### Stored items from a collection
((

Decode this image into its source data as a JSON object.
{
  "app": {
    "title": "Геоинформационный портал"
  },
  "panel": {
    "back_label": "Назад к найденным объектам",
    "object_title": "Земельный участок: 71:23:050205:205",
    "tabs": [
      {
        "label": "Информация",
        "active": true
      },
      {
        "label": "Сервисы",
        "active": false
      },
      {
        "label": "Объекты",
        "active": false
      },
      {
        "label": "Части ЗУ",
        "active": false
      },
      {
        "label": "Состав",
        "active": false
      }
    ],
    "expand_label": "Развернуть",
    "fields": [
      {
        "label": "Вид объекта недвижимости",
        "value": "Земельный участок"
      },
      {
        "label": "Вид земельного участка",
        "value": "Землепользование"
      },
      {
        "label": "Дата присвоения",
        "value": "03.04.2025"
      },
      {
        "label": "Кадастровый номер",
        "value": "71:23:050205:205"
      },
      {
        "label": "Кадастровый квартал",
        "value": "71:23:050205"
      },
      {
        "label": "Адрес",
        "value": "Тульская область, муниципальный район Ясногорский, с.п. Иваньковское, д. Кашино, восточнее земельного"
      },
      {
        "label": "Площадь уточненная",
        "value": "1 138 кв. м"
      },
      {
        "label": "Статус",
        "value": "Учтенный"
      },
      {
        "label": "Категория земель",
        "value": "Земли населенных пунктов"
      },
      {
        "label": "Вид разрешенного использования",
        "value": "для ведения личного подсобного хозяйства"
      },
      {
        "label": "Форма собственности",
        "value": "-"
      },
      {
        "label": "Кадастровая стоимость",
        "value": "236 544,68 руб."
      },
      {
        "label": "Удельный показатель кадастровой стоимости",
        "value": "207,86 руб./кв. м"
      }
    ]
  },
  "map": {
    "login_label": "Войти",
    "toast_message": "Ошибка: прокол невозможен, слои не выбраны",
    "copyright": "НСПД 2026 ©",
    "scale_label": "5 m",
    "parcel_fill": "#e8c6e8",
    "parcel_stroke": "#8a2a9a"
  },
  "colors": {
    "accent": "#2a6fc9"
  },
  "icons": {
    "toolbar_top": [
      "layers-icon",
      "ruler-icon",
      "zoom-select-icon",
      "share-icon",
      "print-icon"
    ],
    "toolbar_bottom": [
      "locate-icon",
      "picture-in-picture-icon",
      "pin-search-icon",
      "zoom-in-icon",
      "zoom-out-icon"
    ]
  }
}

))

### Goal of the exercise
How many lines in the listing contain "Кадастровый"? Answer with the number alone.

### Response
2